## Job
Find each line holding "JSON" and copy it out.

## Data supplied

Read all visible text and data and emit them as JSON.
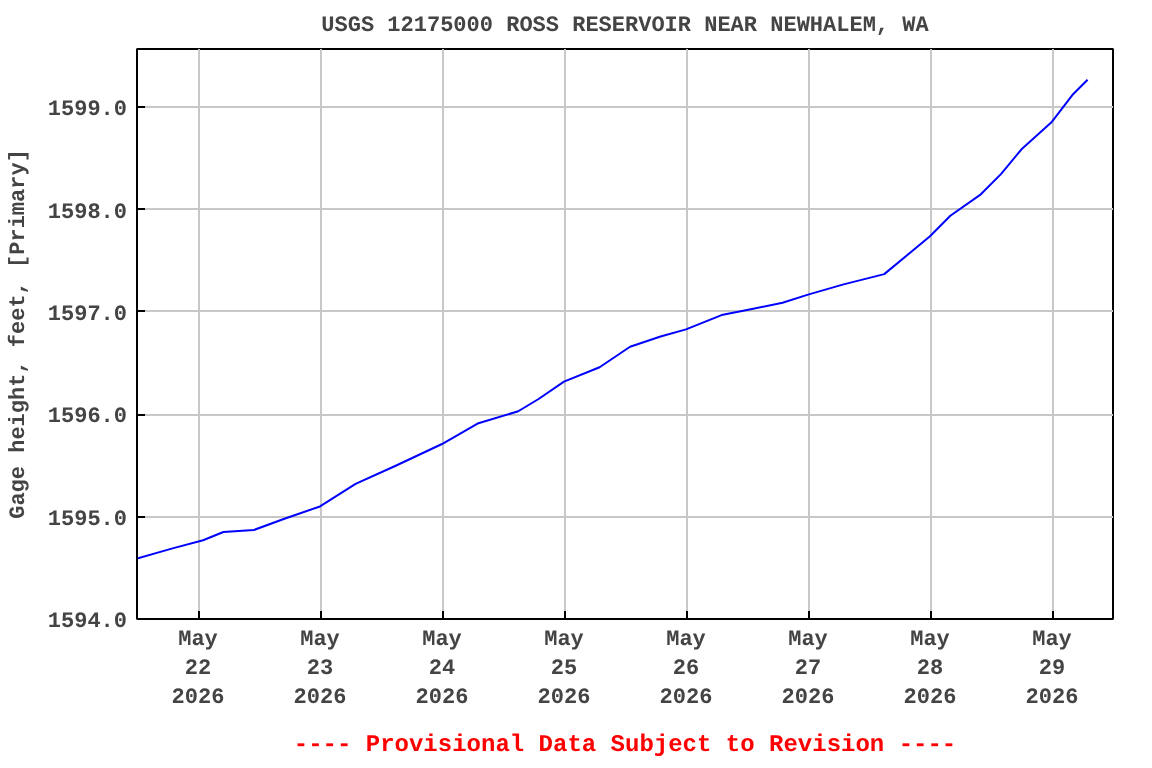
{
  "chart_data": {
    "type": "line",
    "title": "USGS 12175000 ROSS RESERVOIR NEAR NEWHALEM, WA",
    "ylabel": "Gage height, feet, [Primary]",
    "x": [
      "2026-05-21T12:00",
      "2026-05-21T19:00",
      "2026-05-22T01:00",
      "2026-05-22T05:00",
      "2026-05-22T11:00",
      "2026-05-22T17:00",
      "2026-05-23T00:00",
      "2026-05-23T07:00",
      "2026-05-23T15:00",
      "2026-05-24T00:00",
      "2026-05-24T07:00",
      "2026-05-24T15:00",
      "2026-05-24T19:00",
      "2026-05-25T00:00",
      "2026-05-25T07:00",
      "2026-05-25T13:00",
      "2026-05-25T19:00",
      "2026-05-26T00:00",
      "2026-05-26T07:00",
      "2026-05-26T13:00",
      "2026-05-26T19:00",
      "2026-05-27T00:00",
      "2026-05-27T07:00",
      "2026-05-27T15:00",
      "2026-05-28T00:00",
      "2026-05-28T04:00",
      "2026-05-28T10:00",
      "2026-05-28T14:00",
      "2026-05-28T18:00",
      "2026-05-29T00:00",
      "2026-05-29T04:00",
      "2026-05-29T07:00"
    ],
    "series": [
      {
        "color": "#0000ff",
        "values": [
          1594.59,
          1594.69,
          1594.77,
          1594.85,
          1594.87,
          1594.98,
          1595.1,
          1595.32,
          1595.5,
          1595.71,
          1595.91,
          1596.03,
          1596.15,
          1596.32,
          1596.46,
          1596.66,
          1596.76,
          1596.83,
          1596.97,
          1597.03,
          1597.09,
          1597.17,
          1597.27,
          1597.37,
          1597.74,
          1597.94,
          1598.15,
          1598.35,
          1598.59,
          1598.86,
          1599.12,
          1599.27
        ]
      }
    ],
    "xlim": [
      "2026-05-21T12:00",
      "2026-05-29T12:00"
    ],
    "xticks": [
      {
        "value": "2026-05-22",
        "label": "May\n22\n2026"
      },
      {
        "value": "2026-05-23",
        "label": "May\n23\n2026"
      },
      {
        "value": "2026-05-24",
        "label": "May\n24\n2026"
      },
      {
        "value": "2026-05-25",
        "label": "May\n25\n2026"
      },
      {
        "value": "2026-05-26",
        "label": "May\n26\n2026"
      },
      {
        "value": "2026-05-27",
        "label": "May\n27\n2026"
      },
      {
        "value": "2026-05-28",
        "label": "May\n28\n2026"
      },
      {
        "value": "2026-05-29",
        "label": "May\n29\n2026"
      }
    ],
    "ylim": [
      1594.0,
      1599.57
    ],
    "yticks": [
      {
        "value": 1594,
        "label": "1594.0"
      },
      {
        "value": 1595,
        "label": "1595.0"
      },
      {
        "value": 1596,
        "label": "1596.0"
      },
      {
        "value": 1597,
        "label": "1597.0"
      },
      {
        "value": 1598,
        "label": "1598.0"
      },
      {
        "value": 1599,
        "label": "1599.0"
      }
    ],
    "grid": true,
    "annotations": [
      "---- Provisional Data Subject to Revision ----"
    ]
  }
}
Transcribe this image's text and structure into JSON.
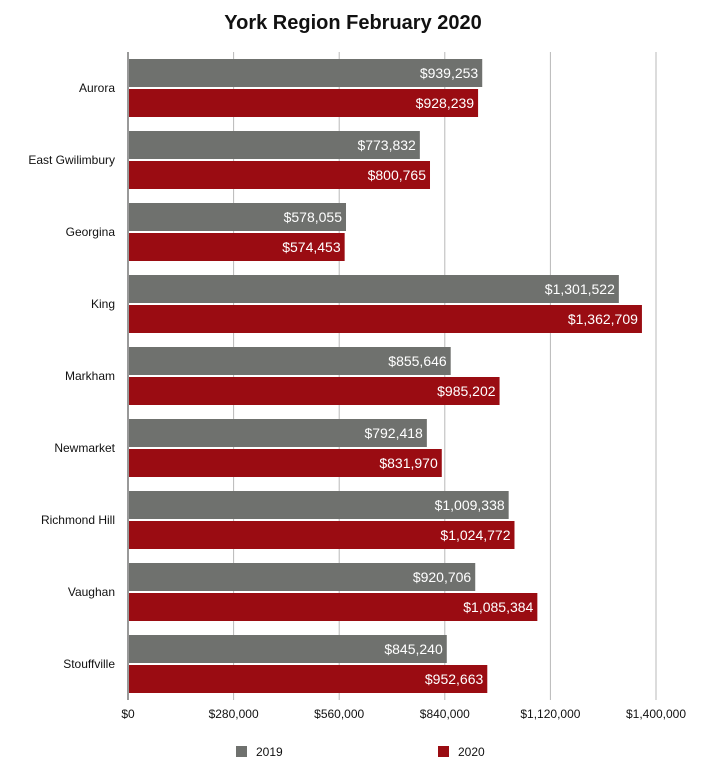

## Reply
Read all visible text and data and emit them as JSON.
Transcribe this image's text and structure into JSON.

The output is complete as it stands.